__Aim of the task__
Report the number of lines in these entries that contain "Integrações". Write only the number.

__Extracted data__
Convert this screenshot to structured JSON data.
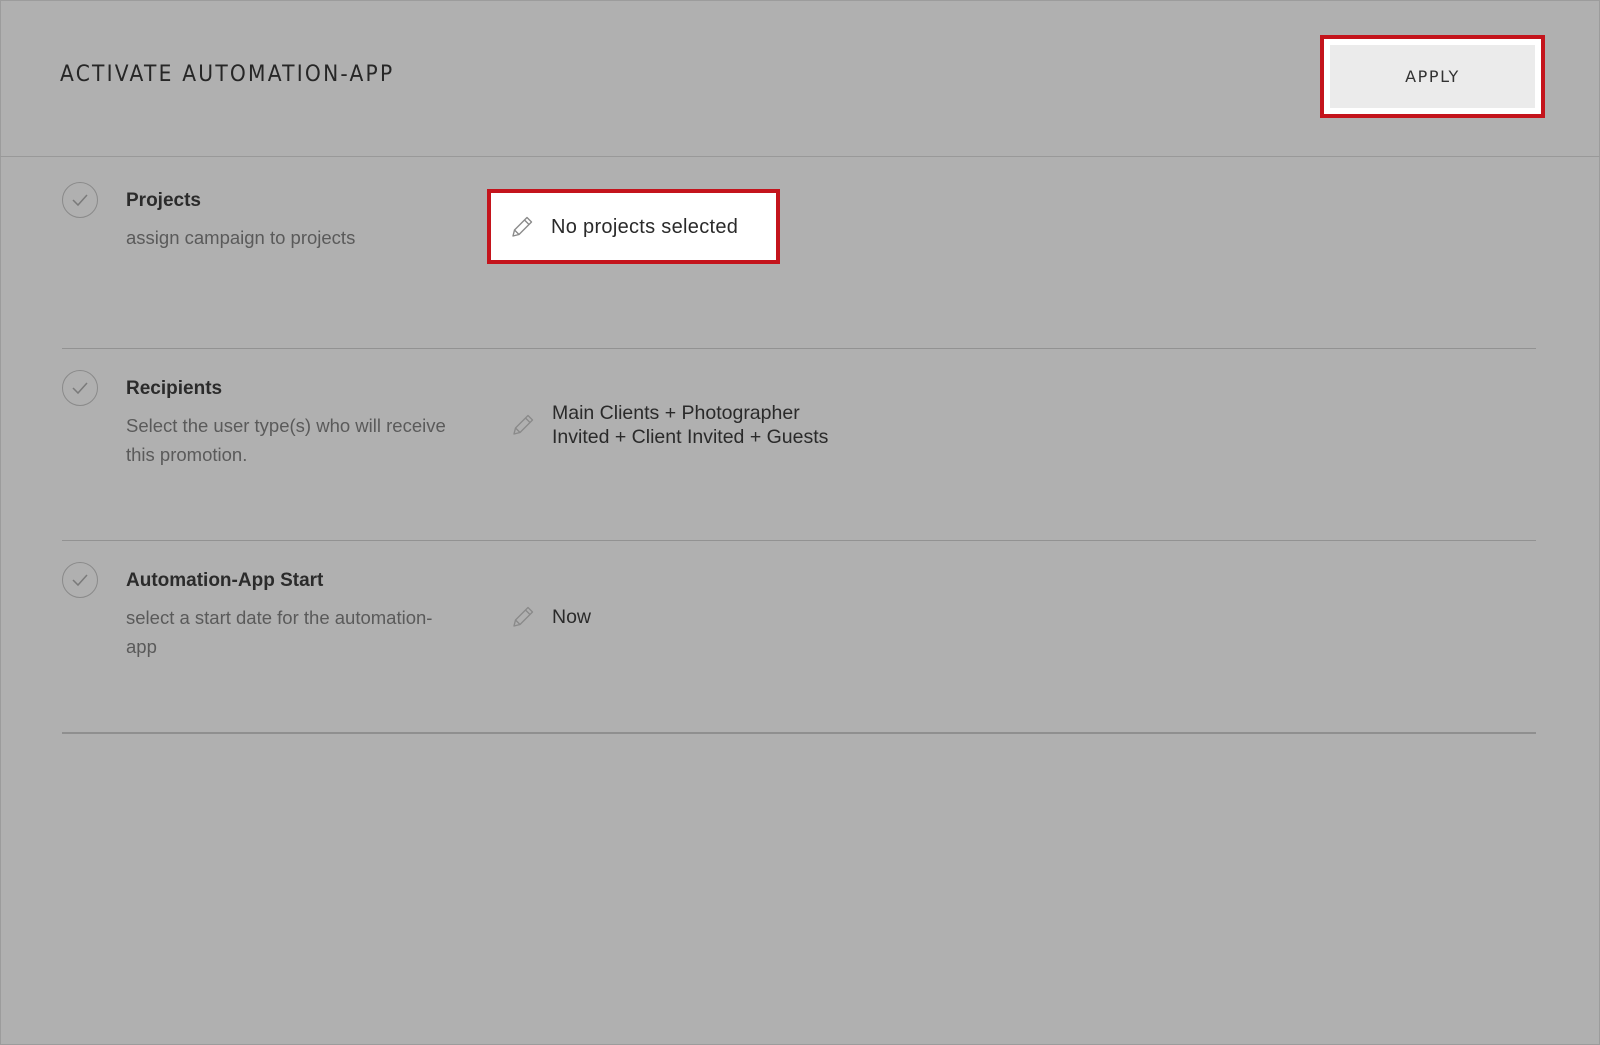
{
  "header": {
    "title": "ACTIVATE AUTOMATION-APP",
    "apply_label": "APPLY"
  },
  "sections": [
    {
      "title": "Projects",
      "description": "assign campaign to projects",
      "value": "No projects selected",
      "highlighted": true,
      "icon": "check-icon",
      "edit_icon": "pencil-icon"
    },
    {
      "title": "Recipients",
      "description": "Select the user type(s) who will receive this promotion.",
      "value_line1": "Main Clients + Photographer",
      "value_line2": "Invited + Client Invited + Guests",
      "icon": "check-icon",
      "edit_icon": "pencil-icon"
    },
    {
      "title": "Automation-App Start",
      "description": "select a start date for the automation-app",
      "value": "Now",
      "icon": "check-icon",
      "edit_icon": "pencil-icon"
    }
  ],
  "colors": {
    "background": "#b0b0b0",
    "highlight": "#c4141c",
    "button": "#ebebeb"
  }
}
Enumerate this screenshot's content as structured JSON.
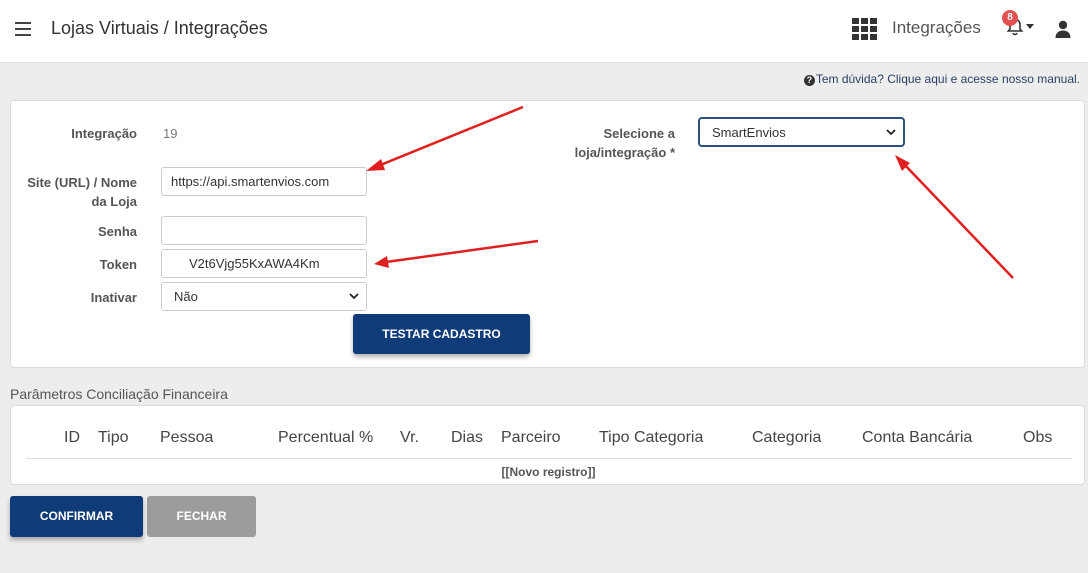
{
  "header": {
    "title": "Lojas Virtuais / Integrações",
    "integrations_link": "Integrações",
    "notification_count": "8"
  },
  "help": {
    "text": "Tem dúvida? Clique aqui e acesse nosso manual."
  },
  "form": {
    "integracao_label": "Integração",
    "integracao_value": "19",
    "site_label": "Site (URL) / Nome da Loja",
    "site_value": "https://api.smartenvios.com",
    "senha_label": "Senha",
    "senha_value": "",
    "token_label": "Token",
    "token_value": "V2t6Vjg55KxAWA4Km",
    "inativar_label": "Inativar",
    "inativar_value": "Não",
    "loja_label": "Selecione a loja/integração *",
    "loja_value": "SmartEnvios",
    "test_button": "TESTAR CADASTRO"
  },
  "conciliacao": {
    "title": "Parâmetros Conciliação Financeira",
    "columns": [
      "ID",
      "Tipo",
      "Pessoa",
      "Percentual %",
      "Vr.",
      "Dias",
      "Parceiro",
      "Tipo Categoria",
      "Categoria",
      "Conta Bancária",
      "Obs"
    ],
    "new_record": "[[Novo registro]]"
  },
  "footer": {
    "confirm": "CONFIRMAR",
    "close": "FECHAR"
  },
  "colors": {
    "primary": "#0f3b78",
    "gray_button": "#9c9c9c",
    "arrow": "#e02020",
    "badge": "#e35050"
  }
}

__The reply__
2